Given exercise
The records should be written out in full, with nothing altered.

--- Begin Input records ---

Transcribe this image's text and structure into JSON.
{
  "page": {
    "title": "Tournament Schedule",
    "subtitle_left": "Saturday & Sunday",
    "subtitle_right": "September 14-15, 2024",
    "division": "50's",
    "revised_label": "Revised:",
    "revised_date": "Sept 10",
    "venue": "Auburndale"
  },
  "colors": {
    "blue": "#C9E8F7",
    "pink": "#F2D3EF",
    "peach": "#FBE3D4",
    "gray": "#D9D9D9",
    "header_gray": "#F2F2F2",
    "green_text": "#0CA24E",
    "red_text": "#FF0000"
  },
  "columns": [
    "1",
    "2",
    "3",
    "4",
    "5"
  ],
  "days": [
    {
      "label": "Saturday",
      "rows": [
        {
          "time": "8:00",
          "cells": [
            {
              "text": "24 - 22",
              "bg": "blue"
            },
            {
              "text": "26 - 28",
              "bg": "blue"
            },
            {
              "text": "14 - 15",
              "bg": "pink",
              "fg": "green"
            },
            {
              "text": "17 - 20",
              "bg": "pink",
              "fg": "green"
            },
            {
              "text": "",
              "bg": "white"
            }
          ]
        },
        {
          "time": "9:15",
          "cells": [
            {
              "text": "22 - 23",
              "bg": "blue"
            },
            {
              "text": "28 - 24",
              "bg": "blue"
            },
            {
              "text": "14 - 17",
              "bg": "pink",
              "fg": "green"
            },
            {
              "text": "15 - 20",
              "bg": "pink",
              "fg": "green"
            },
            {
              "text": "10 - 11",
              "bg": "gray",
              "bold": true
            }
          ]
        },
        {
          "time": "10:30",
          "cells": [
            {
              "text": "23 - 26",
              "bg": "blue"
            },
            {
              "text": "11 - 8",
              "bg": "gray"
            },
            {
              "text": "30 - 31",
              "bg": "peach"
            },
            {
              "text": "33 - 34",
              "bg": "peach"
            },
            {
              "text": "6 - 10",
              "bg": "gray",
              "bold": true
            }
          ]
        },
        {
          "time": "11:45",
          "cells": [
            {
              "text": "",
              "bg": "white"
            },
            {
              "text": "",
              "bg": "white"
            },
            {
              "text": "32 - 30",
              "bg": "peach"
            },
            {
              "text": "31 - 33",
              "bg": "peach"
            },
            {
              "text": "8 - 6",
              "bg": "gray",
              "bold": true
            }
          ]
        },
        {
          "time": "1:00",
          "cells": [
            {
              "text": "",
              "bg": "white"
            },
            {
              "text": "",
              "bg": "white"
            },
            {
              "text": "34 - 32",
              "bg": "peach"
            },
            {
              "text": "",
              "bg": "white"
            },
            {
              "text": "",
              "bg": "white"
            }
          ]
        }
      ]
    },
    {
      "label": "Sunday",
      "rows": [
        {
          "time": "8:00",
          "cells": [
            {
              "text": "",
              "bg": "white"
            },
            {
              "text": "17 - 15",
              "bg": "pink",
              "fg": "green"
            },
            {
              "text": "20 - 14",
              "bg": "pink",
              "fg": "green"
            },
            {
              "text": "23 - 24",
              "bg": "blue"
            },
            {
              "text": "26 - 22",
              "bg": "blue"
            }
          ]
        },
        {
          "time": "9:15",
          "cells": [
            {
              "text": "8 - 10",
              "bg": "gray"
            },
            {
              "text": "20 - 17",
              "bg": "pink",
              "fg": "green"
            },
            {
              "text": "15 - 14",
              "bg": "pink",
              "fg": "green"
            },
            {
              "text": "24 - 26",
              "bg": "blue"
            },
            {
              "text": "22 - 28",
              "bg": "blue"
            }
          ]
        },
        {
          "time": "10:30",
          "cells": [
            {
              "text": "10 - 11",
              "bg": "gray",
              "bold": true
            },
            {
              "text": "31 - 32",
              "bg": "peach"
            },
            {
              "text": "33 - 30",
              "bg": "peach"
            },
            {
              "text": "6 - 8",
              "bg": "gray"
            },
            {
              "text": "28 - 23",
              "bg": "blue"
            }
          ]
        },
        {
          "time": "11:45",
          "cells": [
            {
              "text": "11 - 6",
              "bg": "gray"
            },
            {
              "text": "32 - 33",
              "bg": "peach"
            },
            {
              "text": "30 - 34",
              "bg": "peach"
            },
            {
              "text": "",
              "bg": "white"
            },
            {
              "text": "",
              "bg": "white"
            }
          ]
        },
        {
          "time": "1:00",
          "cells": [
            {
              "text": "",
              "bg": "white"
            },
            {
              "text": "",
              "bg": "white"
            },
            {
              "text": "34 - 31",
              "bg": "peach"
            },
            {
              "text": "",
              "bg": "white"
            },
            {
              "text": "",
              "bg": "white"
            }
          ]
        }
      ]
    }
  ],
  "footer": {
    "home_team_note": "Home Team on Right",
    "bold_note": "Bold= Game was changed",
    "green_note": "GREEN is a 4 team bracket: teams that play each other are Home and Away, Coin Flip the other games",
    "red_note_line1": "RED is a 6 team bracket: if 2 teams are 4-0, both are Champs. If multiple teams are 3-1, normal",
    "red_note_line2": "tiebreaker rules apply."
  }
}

--- End Input records ---

The answer
Transcribe this image's text and structure into JSON.
{
  "page": {
    "title": "Tournament Schedule",
    "subtitle_left": "Saturday & Sunday",
    "subtitle_right": "September 14-15, 2024",
    "division": "50's",
    "revised_label": "Revised:",
    "revised_date": "Sept 10",
    "venue": "Auburndale"
  },
  "colors": {
    "blue": "#C9E8F7",
    "pink": "#F2D3EF",
    "peach": "#FBE3D4",
    "gray": "#D9D9D9",
    "header_gray": "#F2F2F2",
    "green_text": "#0CA24E",
    "red_text": "#FF0000"
  },
  "columns": [
    "1",
    "2",
    "3",
    "4",
    "5"
  ],
  "days": [
    {
      "label": "Saturday",
      "rows": [
        {
          "time": "8:00",
          "cells": [
            {
              "text": "24 - 22",
              "bg": "blue"
            },
            {
              "text": "26 - 28",
              "bg": "blue"
            },
            {
              "text": "14 - 15",
              "bg": "pink",
              "fg": "green"
            },
            {
              "text": "17 - 20",
              "bg": "pink",
              "fg": "green"
            },
            {
              "text": "",
              "bg": "white"
            }
          ]
        },
        {
          "time": "9:15",
          "cells": [
            {
              "text": "22 - 23",
              "bg": "blue"
            },
            {
              "text": "28 - 24",
              "bg": "blue"
            },
            {
              "text": "14 - 17",
              "bg": "pink",
              "fg": "green"
            },
            {
              "text": "15 - 20",
              "bg": "pink",
              "fg": "green"
            },
            {
              "text": "10 - 11",
              "bg": "gray",
              "bold": true
            }
          ]
        },
        {
          "time": "10:30",
          "cells": [
            {
              "text": "23 - 26",
              "bg": "blue"
            },
            {
              "text": "11 - 8",
              "bg": "gray"
            },
            {
              "text": "30 - 31",
              "bg": "peach"
            },
            {
              "text": "33 - 34",
              "bg": "peach"
            },
            {
              "text": "6 - 10",
              "bg": "gray",
              "bold": true
            }
          ]
        },
        {
          "time": "11:45",
          "cells": [
            {
              "text": "",
              "bg": "white"
            },
            {
              "text": "",
              "bg": "white"
            },
            {
              "text": "32 - 30",
              "bg": "peach"
            },
            {
              "text": "31 - 33",
              "bg": "peach"
            },
            {
              "text": "8 - 6",
              "bg": "gray",
              "bold": true
            }
          ]
        },
        {
          "time": "1:00",
          "cells": [
            {
              "text": "",
              "bg": "white"
            },
            {
              "text": "",
              "bg": "white"
            },
            {
              "text": "34 - 32",
              "bg": "peach"
            },
            {
              "text": "",
              "bg": "white"
            },
            {
              "text": "",
              "bg": "white"
            }
          ]
        }
      ]
    },
    {
      "label": "Sunday",
      "rows": [
        {
          "time": "8:00",
          "cells": [
            {
              "text": "",
              "bg": "white"
            },
            {
              "text": "17 - 15",
              "bg": "pink",
              "fg": "green"
            },
            {
              "text": "20 - 14",
              "bg": "pink",
              "fg": "green"
            },
            {
              "text": "23 - 24",
              "bg": "blue"
            },
            {
              "text": "26 - 22",
              "bg": "blue"
            }
          ]
        },
        {
          "time": "9:15",
          "cells": [
            {
              "text": "8 - 10",
              "bg": "gray"
            },
            {
              "text": "20 - 17",
              "bg": "pink",
              "fg": "green"
            },
            {
              "text": "15 - 14",
              "bg": "pink",
              "fg": "green"
            },
            {
              "text": "24 - 26",
              "bg": "blue"
            },
            {
              "text": "22 - 28",
              "bg": "blue"
            }
          ]
        },
        {
          "time": "10:30",
          "cells": [
            {
              "text": "10 - 11",
              "bg": "gray",
              "bold": true
            },
            {
              "text": "31 - 32",
              "bg": "peach"
            },
            {
              "text": "33 - 30",
              "bg": "peach"
            },
            {
              "text": "6 - 8",
              "bg": "gray"
            },
            {
              "text": "28 - 23",
              "bg": "blue"
            }
          ]
        },
        {
          "time": "11:45",
          "cells": [
            {
              "text": "11 - 6",
              "bg": "gray"
            },
            {
              "text": "32 - 33",
              "bg": "peach"
            },
            {
              "text": "30 - 34",
              "bg": "peach"
            },
            {
              "text": "",
              "bg": "white"
            },
            {
              "text": "",
              "bg": "white"
            }
          ]
        },
        {
          "time": "1:00",
          "cells": [
            {
              "text": "",
              "bg": "white"
            },
            {
              "text": "",
              "bg": "white"
            },
            {
              "text": "34 - 31",
              "bg": "peach"
            },
            {
              "text": "",
              "bg": "white"
            },
            {
              "text": "",
              "bg": "white"
            }
          ]
        }
      ]
    }
  ],
  "footer": {
    "home_team_note": "Home Team on Right",
    "bold_note": "Bold= Game was changed",
    "green_note": "GREEN is a 4 team bracket: teams that play each other are Home and Away, Coin Flip the other games",
    "red_note_line1": "RED is a 6 team bracket: if 2 teams are 4-0, both are Champs. If multiple teams are 3-1, normal",
    "red_note_line2": "tiebreaker rules apply."
  }
}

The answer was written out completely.